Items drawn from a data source
────────

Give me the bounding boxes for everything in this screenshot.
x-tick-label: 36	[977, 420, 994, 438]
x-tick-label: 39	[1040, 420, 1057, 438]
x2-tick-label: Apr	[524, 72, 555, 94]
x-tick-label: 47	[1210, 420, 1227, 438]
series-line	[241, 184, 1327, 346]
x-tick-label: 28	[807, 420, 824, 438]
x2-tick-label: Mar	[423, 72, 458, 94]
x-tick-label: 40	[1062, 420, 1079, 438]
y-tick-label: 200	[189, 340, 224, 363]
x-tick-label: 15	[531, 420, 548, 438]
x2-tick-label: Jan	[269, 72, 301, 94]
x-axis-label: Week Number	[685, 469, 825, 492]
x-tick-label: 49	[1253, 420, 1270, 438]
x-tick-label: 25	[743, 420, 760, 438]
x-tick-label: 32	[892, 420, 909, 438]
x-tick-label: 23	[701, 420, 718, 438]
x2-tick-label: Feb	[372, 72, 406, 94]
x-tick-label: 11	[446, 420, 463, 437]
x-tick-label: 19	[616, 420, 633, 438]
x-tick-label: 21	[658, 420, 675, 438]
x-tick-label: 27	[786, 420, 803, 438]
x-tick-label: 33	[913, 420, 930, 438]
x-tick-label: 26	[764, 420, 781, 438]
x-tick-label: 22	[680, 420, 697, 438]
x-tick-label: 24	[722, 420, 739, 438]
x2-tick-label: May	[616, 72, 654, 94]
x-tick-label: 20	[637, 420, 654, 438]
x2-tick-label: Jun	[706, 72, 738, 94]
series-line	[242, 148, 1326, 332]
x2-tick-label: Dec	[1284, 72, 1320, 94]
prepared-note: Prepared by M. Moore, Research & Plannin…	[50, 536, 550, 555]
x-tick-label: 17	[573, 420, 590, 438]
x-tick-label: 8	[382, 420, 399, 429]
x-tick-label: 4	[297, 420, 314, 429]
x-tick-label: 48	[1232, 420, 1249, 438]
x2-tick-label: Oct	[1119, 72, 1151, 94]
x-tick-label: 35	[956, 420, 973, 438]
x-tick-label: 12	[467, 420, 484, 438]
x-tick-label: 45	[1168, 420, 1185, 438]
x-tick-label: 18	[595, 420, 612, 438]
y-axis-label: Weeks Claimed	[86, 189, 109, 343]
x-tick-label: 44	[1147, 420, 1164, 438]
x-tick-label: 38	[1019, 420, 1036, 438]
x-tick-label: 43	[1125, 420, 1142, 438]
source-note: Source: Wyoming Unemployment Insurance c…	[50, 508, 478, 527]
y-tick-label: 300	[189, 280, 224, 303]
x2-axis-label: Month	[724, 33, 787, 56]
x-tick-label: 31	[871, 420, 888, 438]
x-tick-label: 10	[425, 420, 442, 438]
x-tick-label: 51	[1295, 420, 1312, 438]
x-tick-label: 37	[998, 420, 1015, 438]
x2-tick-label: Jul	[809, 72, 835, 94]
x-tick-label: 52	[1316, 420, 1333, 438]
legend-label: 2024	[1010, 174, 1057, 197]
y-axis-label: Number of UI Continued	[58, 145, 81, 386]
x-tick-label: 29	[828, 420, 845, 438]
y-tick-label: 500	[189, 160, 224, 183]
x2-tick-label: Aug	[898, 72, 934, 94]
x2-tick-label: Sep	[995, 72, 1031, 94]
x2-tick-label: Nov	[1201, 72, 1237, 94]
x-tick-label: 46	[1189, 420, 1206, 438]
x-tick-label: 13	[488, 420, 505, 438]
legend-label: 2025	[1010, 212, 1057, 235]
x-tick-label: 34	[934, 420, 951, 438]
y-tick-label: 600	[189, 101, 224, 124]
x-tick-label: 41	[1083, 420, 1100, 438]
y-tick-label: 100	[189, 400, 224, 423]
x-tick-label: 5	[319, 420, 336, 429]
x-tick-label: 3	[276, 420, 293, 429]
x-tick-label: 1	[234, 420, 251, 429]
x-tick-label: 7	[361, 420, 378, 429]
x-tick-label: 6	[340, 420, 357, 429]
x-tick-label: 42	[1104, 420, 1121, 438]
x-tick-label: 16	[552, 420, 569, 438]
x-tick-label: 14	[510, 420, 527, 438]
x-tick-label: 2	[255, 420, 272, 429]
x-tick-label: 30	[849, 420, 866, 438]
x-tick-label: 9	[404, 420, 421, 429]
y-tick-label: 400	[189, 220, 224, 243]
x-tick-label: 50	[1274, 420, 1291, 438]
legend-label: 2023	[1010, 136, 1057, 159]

────────

Problem to solve: Rewrite every line of the listing above as a JSON array of strings, one string per line, and skip any blank lines.

Solution:
[
  "Give me the bounding boxes for everything in this screenshot.",
  "x-tick-label: 36\t[977, 420, 994, 438]",
  "x-tick-label: 39\t[1040, 420, 1057, 438]",
  "x2-tick-label: Apr\t[524, 72, 555, 94]",
  "x-tick-label: 47\t[1210, 420, 1227, 438]",
  "series-line\t[241, 184, 1327, 346]",
  "x-tick-label: 28\t[807, 420, 824, 438]",
  "x2-tick-label: Mar\t[423, 72, 458, 94]",
  "x-tick-label: 40\t[1062, 420, 1079, 438]",
  "y-tick-label: 200\t[189, 340, 224, 363]",
  "x-tick-label: 15\t[531, 420, 548, 438]",
  "x2-tick-label: Jan\t[269, 72, 301, 94]",
  "x-axis-label: Week Number\t[685, 469, 825, 492]",
  "x-tick-label: 49\t[1253, 420, 1270, 438]",
  "x-tick-label: 25\t[743, 420, 760, 438]",
  "x-tick-label: 32\t[892, 420, 909, 438]",
  "x-tick-label: 23\t[701, 420, 718, 438]",
  "x2-tick-label: Feb\t[372, 72, 406, 94]",
  "x-tick-label: 11\t[446, 420, 463, 437]",
  "x-tick-label: 19\t[616, 420, 633, 438]",
  "x-tick-label: 21\t[658, 420, 675, 438]",
  "x-tick-label: 27\t[786, 420, 803, 438]",
  "x-tick-label: 33\t[913, 420, 930, 438]",
  "x-tick-label: 26\t[764, 420, 781, 438]",
  "x-tick-label: 22\t[680, 420, 697, 438]",
  "x-tick-label: 24\t[722, 420, 739, 438]",
  "x2-tick-label: May\t[616, 72, 654, 94]",
  "x-tick-label: 20\t[637, 420, 654, 438]",
  "x2-tick-label: Jun\t[706, 72, 738, 94]",
  "series-line\t[242, 148, 1326, 332]",
  "x2-tick-label: Dec\t[1284, 72, 1320, 94]",
  "prepared-note: Prepared by M. Moore, Research & Plannin…\t[50, 536, 550, 555]",
  "x-tick-label: 17\t[573, 420, 590, 438]",
  "x-tick-label: 8\t[382, 420, 399, 429]",
  "x-tick-label: 4\t[297, 420, 314, 429]",
  "x-tick-label: 48\t[1232, 420, 1249, 438]",
  "x2-tick-label: Oct\t[1119, 72, 1151, 94]",
  "x-tick-label: 35\t[956, 420, 973, 438]",
  "x-tick-label: 12\t[467, 420, 484, 438]",
  "x-tick-label: 45\t[1168, 420, 1185, 438]",
  "x-tick-label: 18\t[595, 420, 612, 438]",
  "y-axis-label: Weeks Claimed\t[86, 189, 109, 343]",
  "x-tick-label: 44\t[1147, 420, 1164, 438]",
  "x-tick-label: 38\t[1019, 420, 1036, 438]",
  "x-tick-label: 43\t[1125, 420, 1142, 438]",
  "source-note: Source: Wyoming Unemployment Insurance c…\t[50, 508, 478, 527]",
  "y-tick-label: 300\t[189, 280, 224, 303]",
  "x2-axis-label: Month\t[724, 33, 787, 56]",
  "x-tick-label: 31\t[871, 420, 888, 438]",
  "x-tick-label: 10\t[425, 420, 442, 438]",
  "x-tick-label: 51\t[1295, 420, 1312, 438]",
  "x-tick-label: 37\t[998, 420, 1015, 438]",
  "x2-tick-label: Jul\t[809, 72, 835, 94]",
  "x-tick-label: 52\t[1316, 420, 1333, 438]",
  "legend-label: 2024\t[1010, 174, 1057, 197]",
  "y-axis-label: Number of UI Continued\t[58, 145, 81, 386]",
  "x-tick-label: 29\t[828, 420, 845, 438]",
  "y-tick-label: 500\t[189, 160, 224, 183]",
  "x2-tick-label: Aug\t[898, 72, 934, 94]",
  "x2-tick-label: Sep\t[995, 72, 1031, 94]",
  "x2-tick-label: Nov\t[1201, 72, 1237, 94]",
  "x-tick-label: 46\t[1189, 420, 1206, 438]",
  "x-tick-label: 13\t[488, 420, 505, 438]",
  "legend-label: 2025\t[1010, 212, 1057, 235]",
  "x-tick-label: 34\t[934, 420, 951, 438]",
  "y-tick-label: 600\t[189, 101, 224, 124]",
  "x-tick-label: 41\t[1083, 420, 1100, 438]",
  "y-tick-label: 100\t[189, 400, 224, 423]",
  "x-tick-label: 5\t[319, 420, 336, 429]",
  "x-tick-label: 3\t[276, 420, 293, 429]",
  "x-tick-label: 1\t[234, 420, 251, 429]",
  "x-tick-label: 7\t[361, 420, 378, 429]",
  "x-tick-label: 6\t[340, 420, 357, 429]",
  "x-tick-label: 42\t[1104, 420, 1121, 438]",
  "x-tick-label: 16\t[552, 420, 569, 438]",
  "x-tick-label: 14\t[510, 420, 527, 438]",
  "x-tick-label: 2\t[255, 420, 272, 429]",
  "x-tick-label: 30\t[849, 420, 866, 438]",
  "x-tick-label: 9\t[404, 420, 421, 429]",
  "y-tick-label: 400\t[189, 220, 224, 243]",
  "x-tick-label: 50\t[1274, 420, 1291, 438]",
  "legend-label: 2023\t[1010, 136, 1057, 159]"
]